==== Extracted records ====

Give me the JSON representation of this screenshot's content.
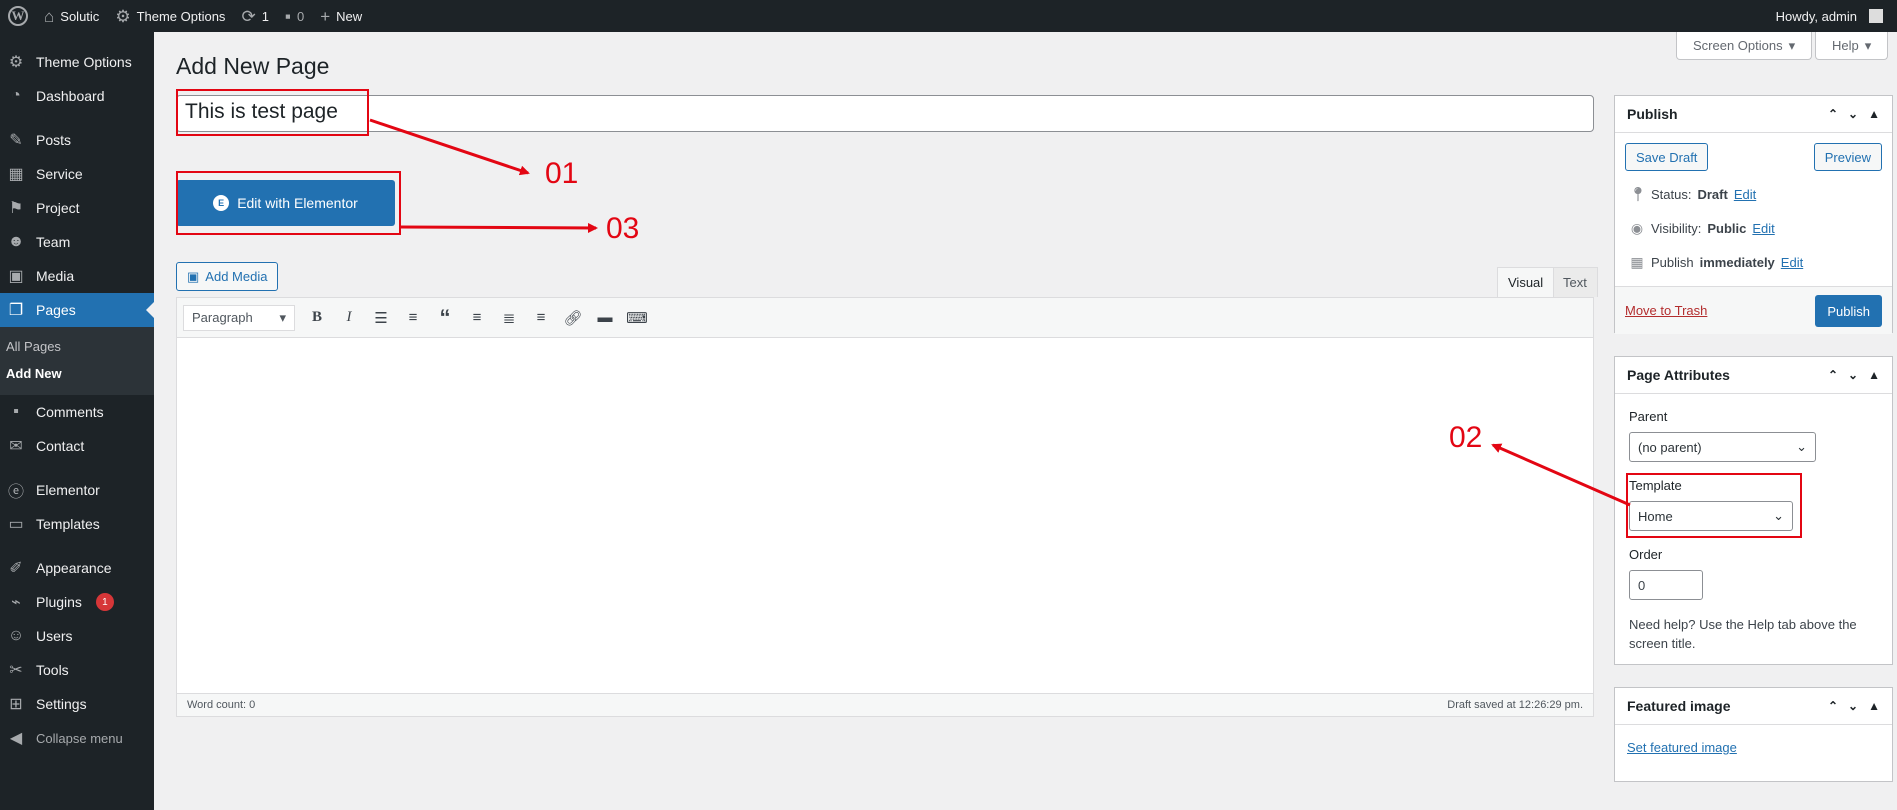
{
  "admin_bar": {
    "site_name": "Solutic",
    "theme_options": "Theme Options",
    "updates_count": "1",
    "comments_count": "0",
    "new_label": "New",
    "howdy": "Howdy, admin"
  },
  "sidebar": {
    "items": [
      {
        "label": "Theme Options",
        "icon": "gear-icon"
      },
      {
        "label": "Dashboard",
        "icon": "dashboard-icon"
      },
      {
        "label": "Posts",
        "icon": "pin-icon"
      },
      {
        "label": "Service",
        "icon": "grid-icon"
      },
      {
        "label": "Project",
        "icon": "flag-icon"
      },
      {
        "label": "Team",
        "icon": "team-icon"
      },
      {
        "label": "Media",
        "icon": "media-icon"
      },
      {
        "label": "Pages",
        "icon": "pages-icon"
      },
      {
        "label": "Comments",
        "icon": "comment-icon"
      },
      {
        "label": "Contact",
        "icon": "mail-icon"
      },
      {
        "label": "Elementor",
        "icon": "elementor-icon"
      },
      {
        "label": "Templates",
        "icon": "folder-icon"
      },
      {
        "label": "Appearance",
        "icon": "brush-icon"
      },
      {
        "label": "Plugins",
        "icon": "plugin-icon",
        "badge": "1"
      },
      {
        "label": "Users",
        "icon": "user-icon"
      },
      {
        "label": "Tools",
        "icon": "wrench-icon"
      },
      {
        "label": "Settings",
        "icon": "settings-icon"
      }
    ],
    "submenu": {
      "all_pages": "All Pages",
      "add_new": "Add New"
    },
    "collapse": "Collapse menu"
  },
  "screen_meta": {
    "screen_options": "Screen Options",
    "help": "Help"
  },
  "page": {
    "title": "Add New Page",
    "post_title": "This is test page",
    "elementor_button": "Edit with Elementor",
    "add_media": "Add Media"
  },
  "editor": {
    "tab_visual": "Visual",
    "tab_text": "Text",
    "format": "Paragraph",
    "word_count": "Word count: 0",
    "draft_saved": "Draft saved at 12:26:29 pm."
  },
  "publish": {
    "title": "Publish",
    "save_draft": "Save Draft",
    "preview": "Preview",
    "status_label": "Status:",
    "status_value": "Draft",
    "visibility_label": "Visibility:",
    "visibility_value": "Public",
    "publish_label": "Publish",
    "publish_value": "immediately",
    "edit": "Edit",
    "move_to_trash": "Move to Trash",
    "publish_button": "Publish"
  },
  "page_attributes": {
    "title": "Page Attributes",
    "parent_label": "Parent",
    "parent_value": "(no parent)",
    "template_label": "Template",
    "template_value": "Home",
    "order_label": "Order",
    "order_value": "0",
    "help": "Need help? Use the Help tab above the screen title."
  },
  "featured_image": {
    "title": "Featured image",
    "link": "Set featured image"
  },
  "annotations": {
    "label_01": "01",
    "label_02": "02",
    "label_03": "03",
    "color": "#e30613"
  },
  "colors": {
    "admin_dark": "#1d2327",
    "accent": "#2271b1",
    "background": "#f0f0f1"
  }
}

====

*Requirements*:
Check each line above for the word "Theme" and copy the ones that have it.

*Written solution*:
    "theme_options": "Theme Options",
        "label": "Theme Options",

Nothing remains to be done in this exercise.